■ DATA ROWS:

═══

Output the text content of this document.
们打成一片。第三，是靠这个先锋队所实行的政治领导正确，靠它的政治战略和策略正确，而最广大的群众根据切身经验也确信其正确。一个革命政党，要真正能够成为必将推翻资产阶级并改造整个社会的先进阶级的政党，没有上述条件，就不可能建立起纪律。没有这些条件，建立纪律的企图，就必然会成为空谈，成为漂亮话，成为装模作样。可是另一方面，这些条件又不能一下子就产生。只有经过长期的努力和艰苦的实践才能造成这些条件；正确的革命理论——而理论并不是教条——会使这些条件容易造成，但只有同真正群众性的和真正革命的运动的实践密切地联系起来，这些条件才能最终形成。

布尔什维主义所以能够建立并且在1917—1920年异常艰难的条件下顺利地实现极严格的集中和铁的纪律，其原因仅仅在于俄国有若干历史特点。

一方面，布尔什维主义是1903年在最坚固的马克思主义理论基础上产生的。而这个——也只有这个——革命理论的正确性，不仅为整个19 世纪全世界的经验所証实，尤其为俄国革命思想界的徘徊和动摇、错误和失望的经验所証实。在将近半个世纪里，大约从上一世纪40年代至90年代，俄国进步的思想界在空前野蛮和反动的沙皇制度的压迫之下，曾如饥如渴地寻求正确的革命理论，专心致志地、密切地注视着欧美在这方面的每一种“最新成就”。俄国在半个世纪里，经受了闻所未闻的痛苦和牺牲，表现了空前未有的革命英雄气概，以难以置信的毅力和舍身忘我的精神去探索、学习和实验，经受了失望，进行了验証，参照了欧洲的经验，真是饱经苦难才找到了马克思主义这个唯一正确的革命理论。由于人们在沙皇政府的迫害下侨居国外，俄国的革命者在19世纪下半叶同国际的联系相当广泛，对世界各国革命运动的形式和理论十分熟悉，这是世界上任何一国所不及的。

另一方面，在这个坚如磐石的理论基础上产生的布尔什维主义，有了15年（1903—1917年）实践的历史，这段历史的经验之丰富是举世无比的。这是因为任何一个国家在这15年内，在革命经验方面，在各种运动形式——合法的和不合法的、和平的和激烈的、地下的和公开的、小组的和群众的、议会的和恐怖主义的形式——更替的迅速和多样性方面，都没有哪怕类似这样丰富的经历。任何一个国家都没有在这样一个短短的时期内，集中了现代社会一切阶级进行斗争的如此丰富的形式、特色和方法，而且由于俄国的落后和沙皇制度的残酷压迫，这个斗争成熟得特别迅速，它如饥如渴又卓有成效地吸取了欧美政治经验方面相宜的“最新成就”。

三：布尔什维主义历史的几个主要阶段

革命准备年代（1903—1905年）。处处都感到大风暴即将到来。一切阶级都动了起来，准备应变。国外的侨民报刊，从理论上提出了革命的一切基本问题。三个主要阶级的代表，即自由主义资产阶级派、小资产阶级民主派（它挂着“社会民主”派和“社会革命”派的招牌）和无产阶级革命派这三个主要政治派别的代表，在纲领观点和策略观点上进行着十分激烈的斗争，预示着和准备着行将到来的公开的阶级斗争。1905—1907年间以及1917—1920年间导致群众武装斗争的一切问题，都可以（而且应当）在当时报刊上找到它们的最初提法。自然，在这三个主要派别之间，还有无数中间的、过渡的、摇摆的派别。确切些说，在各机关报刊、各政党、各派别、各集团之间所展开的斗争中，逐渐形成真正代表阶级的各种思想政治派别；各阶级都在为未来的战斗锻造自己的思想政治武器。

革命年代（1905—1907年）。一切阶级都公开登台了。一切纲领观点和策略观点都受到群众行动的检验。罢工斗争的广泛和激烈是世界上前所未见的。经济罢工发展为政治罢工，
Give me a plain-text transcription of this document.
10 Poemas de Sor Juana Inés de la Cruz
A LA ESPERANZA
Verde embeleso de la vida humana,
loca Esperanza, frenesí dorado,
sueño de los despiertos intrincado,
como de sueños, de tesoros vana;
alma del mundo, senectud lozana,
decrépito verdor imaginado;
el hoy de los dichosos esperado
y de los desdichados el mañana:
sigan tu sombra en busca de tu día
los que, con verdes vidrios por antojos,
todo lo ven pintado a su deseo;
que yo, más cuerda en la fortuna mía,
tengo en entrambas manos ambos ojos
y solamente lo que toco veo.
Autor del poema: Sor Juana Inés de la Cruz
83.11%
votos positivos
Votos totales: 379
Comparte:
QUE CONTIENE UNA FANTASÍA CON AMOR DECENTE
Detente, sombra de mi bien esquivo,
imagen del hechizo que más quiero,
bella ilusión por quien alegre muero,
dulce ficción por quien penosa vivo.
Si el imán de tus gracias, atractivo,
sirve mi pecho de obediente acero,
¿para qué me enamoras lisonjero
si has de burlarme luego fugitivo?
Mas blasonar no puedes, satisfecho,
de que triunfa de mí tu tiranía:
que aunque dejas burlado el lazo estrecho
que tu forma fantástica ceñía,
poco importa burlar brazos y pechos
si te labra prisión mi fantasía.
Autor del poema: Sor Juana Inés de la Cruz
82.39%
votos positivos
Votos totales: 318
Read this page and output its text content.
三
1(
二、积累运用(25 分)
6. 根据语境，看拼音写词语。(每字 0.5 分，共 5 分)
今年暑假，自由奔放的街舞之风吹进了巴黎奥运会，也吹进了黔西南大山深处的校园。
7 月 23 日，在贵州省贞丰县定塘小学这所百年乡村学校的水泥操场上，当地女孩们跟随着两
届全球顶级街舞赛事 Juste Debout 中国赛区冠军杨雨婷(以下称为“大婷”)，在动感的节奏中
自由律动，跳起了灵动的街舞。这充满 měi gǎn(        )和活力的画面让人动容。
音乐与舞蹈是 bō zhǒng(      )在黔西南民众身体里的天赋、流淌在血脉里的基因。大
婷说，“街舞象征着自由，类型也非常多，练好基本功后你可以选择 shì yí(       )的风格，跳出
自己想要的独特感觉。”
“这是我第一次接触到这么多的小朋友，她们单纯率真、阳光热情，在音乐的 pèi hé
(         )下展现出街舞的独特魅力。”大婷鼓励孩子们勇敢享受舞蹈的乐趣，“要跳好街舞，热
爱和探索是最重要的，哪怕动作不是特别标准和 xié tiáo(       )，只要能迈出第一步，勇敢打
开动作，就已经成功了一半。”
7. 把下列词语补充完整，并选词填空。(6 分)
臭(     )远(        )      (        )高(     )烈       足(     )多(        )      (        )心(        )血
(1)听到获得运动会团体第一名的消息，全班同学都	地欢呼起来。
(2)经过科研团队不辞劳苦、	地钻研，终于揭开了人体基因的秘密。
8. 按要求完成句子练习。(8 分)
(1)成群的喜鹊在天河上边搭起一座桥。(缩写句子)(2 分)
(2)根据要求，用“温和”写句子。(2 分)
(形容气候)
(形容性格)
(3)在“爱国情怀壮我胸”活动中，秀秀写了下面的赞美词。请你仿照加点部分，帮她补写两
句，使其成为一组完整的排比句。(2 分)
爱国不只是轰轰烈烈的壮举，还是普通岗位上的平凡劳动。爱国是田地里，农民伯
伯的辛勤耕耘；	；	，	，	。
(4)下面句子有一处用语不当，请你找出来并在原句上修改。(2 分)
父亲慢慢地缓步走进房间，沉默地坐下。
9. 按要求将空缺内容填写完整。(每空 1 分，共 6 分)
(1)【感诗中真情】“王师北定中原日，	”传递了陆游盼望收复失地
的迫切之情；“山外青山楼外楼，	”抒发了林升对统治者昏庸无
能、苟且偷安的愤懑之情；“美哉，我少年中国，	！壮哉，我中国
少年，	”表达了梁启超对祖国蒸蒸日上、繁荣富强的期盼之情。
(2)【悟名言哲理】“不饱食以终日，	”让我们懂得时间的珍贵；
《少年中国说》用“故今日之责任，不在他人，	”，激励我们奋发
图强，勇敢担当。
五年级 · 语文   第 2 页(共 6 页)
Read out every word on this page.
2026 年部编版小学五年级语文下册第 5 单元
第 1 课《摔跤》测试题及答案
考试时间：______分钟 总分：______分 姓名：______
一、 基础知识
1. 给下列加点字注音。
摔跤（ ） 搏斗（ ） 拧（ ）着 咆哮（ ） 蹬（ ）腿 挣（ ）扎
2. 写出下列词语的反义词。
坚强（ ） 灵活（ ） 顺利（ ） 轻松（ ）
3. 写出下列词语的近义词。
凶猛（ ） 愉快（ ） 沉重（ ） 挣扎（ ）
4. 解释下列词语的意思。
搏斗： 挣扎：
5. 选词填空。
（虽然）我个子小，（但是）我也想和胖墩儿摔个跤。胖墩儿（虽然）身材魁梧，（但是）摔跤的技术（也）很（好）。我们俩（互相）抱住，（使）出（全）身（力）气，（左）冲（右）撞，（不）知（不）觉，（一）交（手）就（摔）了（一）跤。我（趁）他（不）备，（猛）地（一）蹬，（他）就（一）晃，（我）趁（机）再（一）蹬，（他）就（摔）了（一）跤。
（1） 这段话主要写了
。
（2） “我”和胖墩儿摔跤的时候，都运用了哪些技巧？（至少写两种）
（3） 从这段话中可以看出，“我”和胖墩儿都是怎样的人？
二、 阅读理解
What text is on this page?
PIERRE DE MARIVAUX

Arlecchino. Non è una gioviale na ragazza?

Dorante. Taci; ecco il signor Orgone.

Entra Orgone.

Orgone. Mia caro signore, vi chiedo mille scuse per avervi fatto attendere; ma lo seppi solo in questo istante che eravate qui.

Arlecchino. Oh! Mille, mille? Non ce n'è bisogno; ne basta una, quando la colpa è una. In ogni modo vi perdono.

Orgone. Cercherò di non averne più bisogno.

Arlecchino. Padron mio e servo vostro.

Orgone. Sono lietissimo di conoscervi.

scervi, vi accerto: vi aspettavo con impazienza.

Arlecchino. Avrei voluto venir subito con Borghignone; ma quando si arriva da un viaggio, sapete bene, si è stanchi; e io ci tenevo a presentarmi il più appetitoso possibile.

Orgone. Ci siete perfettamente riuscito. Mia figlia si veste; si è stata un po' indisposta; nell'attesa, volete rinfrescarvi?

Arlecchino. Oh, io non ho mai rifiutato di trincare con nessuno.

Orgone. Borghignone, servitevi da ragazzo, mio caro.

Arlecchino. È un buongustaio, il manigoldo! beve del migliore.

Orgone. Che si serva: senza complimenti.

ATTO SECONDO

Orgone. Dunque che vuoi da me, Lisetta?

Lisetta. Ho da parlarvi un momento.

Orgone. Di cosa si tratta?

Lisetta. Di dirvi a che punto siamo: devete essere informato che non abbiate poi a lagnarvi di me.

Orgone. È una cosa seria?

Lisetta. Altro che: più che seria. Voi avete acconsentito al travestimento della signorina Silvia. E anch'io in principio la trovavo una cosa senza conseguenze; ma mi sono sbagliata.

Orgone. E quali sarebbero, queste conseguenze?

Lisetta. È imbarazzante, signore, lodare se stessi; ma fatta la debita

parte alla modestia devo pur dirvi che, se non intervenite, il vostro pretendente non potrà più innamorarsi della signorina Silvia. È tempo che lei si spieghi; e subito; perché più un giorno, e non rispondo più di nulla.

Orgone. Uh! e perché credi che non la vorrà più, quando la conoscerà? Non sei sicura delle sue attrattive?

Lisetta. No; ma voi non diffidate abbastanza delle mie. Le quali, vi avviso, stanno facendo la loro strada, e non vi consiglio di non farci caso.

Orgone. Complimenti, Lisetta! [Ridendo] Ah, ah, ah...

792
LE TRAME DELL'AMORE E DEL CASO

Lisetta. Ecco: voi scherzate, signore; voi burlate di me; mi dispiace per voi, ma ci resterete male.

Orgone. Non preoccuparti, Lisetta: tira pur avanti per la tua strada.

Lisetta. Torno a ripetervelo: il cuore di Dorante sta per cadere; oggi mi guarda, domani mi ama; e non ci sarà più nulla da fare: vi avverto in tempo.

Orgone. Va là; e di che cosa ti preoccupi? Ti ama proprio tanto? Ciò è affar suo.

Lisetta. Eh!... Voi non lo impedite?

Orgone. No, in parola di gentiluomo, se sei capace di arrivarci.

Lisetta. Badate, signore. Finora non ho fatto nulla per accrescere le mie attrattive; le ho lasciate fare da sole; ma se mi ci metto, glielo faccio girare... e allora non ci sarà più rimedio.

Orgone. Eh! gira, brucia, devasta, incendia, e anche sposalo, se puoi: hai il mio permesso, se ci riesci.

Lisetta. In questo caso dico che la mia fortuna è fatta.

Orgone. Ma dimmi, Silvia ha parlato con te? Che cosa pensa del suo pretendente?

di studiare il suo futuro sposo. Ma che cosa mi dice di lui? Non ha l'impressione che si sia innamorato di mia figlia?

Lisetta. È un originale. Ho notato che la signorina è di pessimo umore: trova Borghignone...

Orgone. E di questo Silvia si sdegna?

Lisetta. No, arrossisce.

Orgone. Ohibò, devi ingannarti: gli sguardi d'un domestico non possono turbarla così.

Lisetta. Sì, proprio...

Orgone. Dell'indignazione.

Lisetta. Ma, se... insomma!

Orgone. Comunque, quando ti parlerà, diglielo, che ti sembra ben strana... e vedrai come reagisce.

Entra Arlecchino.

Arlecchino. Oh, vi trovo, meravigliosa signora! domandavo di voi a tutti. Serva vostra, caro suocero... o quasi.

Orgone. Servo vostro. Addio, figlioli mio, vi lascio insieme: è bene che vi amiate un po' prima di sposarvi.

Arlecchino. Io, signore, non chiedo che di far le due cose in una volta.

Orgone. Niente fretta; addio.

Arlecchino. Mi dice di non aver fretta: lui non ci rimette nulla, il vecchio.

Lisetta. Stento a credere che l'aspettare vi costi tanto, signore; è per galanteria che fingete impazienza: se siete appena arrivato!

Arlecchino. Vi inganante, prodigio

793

═══

■ WHAT IS EXPECTED:
Going through the data above, count the lines where the string "Dorante" appears, and answer with only that number.

■ SOLUTION:
2